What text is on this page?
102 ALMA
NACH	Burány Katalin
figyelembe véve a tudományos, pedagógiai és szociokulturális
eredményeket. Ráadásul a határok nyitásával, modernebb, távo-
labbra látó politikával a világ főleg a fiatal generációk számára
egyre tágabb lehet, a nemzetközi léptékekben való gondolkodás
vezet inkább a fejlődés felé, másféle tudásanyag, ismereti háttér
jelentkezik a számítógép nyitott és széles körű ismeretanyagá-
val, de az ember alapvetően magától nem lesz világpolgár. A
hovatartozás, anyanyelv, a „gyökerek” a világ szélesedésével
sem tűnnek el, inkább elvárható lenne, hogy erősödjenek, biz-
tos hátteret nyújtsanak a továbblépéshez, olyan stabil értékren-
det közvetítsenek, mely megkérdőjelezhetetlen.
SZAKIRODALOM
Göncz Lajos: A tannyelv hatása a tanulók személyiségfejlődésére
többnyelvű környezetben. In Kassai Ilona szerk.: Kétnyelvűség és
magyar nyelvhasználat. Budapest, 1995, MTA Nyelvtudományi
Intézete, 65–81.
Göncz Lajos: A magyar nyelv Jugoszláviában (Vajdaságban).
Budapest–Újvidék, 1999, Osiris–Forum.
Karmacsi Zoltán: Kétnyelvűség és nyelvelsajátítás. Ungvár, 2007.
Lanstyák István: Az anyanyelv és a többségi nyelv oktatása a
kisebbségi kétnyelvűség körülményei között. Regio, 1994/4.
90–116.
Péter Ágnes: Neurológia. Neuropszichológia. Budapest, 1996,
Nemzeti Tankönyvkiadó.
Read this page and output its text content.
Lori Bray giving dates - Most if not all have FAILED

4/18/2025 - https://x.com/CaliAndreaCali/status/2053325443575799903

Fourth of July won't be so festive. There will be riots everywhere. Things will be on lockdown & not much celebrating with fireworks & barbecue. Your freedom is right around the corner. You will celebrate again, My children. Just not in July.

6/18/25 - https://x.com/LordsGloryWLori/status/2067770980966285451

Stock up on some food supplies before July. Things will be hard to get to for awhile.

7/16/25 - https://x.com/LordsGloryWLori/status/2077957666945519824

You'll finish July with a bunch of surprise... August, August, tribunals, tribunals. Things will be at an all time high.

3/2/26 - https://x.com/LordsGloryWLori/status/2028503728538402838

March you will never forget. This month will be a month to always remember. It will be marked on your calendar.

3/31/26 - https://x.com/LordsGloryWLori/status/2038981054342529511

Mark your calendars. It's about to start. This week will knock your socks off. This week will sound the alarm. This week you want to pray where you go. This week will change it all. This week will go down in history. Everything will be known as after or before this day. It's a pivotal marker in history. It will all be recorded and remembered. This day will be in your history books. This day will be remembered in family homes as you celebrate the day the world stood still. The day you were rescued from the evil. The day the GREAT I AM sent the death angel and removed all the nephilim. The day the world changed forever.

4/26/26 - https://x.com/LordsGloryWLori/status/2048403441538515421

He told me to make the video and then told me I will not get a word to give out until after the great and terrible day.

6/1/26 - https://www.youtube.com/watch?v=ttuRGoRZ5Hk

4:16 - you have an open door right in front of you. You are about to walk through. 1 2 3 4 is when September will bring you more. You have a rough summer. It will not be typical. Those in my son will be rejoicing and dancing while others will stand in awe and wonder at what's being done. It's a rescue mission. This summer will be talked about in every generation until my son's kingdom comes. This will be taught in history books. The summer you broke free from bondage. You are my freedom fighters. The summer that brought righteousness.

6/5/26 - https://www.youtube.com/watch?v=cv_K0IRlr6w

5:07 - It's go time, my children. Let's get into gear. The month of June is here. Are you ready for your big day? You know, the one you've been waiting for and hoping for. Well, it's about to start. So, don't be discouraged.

*Task directions*:
Reproduce the data, keeping every line exactly the same.

*Answer to the exercise*:
What text is on this page?
102 ALMA
NACH	Burány Katalin
figyelembe véve a tudományos, pedagógiai és szociokulturális
eredményeket. Ráadásul a határok nyitásával, modernebb, távo-
labbra látó politikával a világ főleg a fiatal generációk számára
egyre tágabb lehet, a nemzetközi léptékekben való gondolkodás
vezet inkább a fejlődés felé, másféle tudásanyag, ismereti háttér
jelentkezik a számítógép nyitott és széles körű ismeretanyagá-
val, de az ember alapvetően magától nem lesz világpolgár. A
hovatartozás, anyanyelv, a „gyökerek” a világ szélesedésével
sem tűnnek el, inkább elvárható lenne, hogy erősödjenek, biz-
tos hátteret nyújtsanak a továbblépéshez, olyan stabil értékren-
det közvetítsenek, mely megkérdőjelezhetetlen.
SZAKIRODALOM
Göncz Lajos: A tannyelv hatása a tanulók személyiségfejlődésére
többnyelvű környezetben. In Kassai Ilona szerk.: Kétnyelvűség és
magyar nyelvhasználat. Budapest, 1995, MTA Nyelvtudományi
Intézete, 65–81.
Göncz Lajos: A magyar nyelv Jugoszláviában (Vajdaságban).
Budapest–Újvidék, 1999, Osiris–Forum.
Karmacsi Zoltán: Kétnyelvűség és nyelvelsajátítás. Ungvár, 2007.
Lanstyák István: Az anyanyelv és a többségi nyelv oktatása a
kisebbségi kétnyelvűség körülményei között. Regio, 1994/4.
90–116.
Péter Ágnes: Neurológia. Neuropszichológia. Budapest, 1996,
Nemzeti Tankönyvkiadó.
Read this page and output its text content.
Lori Bray giving dates - Most if not all have FAILED

4/18/2025 - https://x.com/CaliAndreaCali/status/2053325443575799903

Fourth of July won't be so festive. There will be riots everywhere. Things will be on lockdown & not much celebrating with fireworks & barbecue. Your freedom is right around the corner. You will celebrate again, My children. Just not in July.

6/18/25 - https://x.com/LordsGloryWLori/status/2067770980966285451

Stock up on some food supplies before July. Things will be hard to get to for awhile.

7/16/25 - https://x.com/LordsGloryWLori/status/2077957666945519824

You'll finish July with a bunch of surprise... August, August, tribunals, tribunals. Things will be at an all time high.

3/2/26 - https://x.com/LordsGloryWLori/status/2028503728538402838

March you will never forget. This month will be a month to always remember. It will be marked on your calendar.

3/31/26 - https://x.com/LordsGloryWLori/status/2038981054342529511

Mark your calendars. It's about to start. This week will knock your socks off. This week will sound the alarm. This week you want to pray where you go. This week will change it all. This week will go down in history. Everything will be known as after or before this day. It's a pivotal marker in history. It will all be recorded and remembered. This day will be in your history books. This day will be remembered in family homes as you celebrate the day the world stood still. The day you were rescued from the evil. The day the GREAT I AM sent the death angel and removed all the nephilim. The day the world changed forever.

4/26/26 - https://x.com/LordsGloryWLori/status/2048403441538515421

He told me to make the video and then told me I will not get a word to give out until after the great and terrible day.

6/1/26 - https://www.youtube.com/watch?v=ttuRGoRZ5Hk

4:16 - you have an open door right in front of you. You are about to walk through. 1 2 3 4 is when September will bring you more. You have a rough summer. It will not be typical. Those in my son will be rejoicing and dancing while others will stand in awe and wonder at what's being done. It's a rescue mission. This summer will be talked about in every generation until my son's kingdom comes. This will be taught in history books. The summer you broke free from bondage. You are my freedom fighters. The summer that brought righteousness.

6/5/26 - https://www.youtube.com/watch?v=cv_K0IRlr6w

5:07 - It's go time, my children. Let's get into gear. The month of June is here. Are you ready for your big day? You know, the one you've been waiting for and hoping for. Well, it's about to start. So, don't be discouraged.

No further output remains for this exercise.